EXERCISE BRIEF ::
Each line that holds the word "background" is to be identified and copied.

RECORDS SUPPLIED ::
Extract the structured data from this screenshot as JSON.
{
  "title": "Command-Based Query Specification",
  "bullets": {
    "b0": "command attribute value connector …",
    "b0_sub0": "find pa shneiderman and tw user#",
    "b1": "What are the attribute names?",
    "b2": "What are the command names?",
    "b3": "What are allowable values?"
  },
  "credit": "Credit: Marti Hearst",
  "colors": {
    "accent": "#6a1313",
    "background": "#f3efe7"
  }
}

---

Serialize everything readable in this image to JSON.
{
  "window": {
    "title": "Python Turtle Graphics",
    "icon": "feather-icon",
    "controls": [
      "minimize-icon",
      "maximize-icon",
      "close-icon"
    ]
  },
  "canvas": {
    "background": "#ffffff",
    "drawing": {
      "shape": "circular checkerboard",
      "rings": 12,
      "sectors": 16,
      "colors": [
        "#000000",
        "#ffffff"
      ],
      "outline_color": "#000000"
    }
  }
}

WRITTEN RESPONSE ::
    "background": "#f3efe7"
    "background": "#ffffff",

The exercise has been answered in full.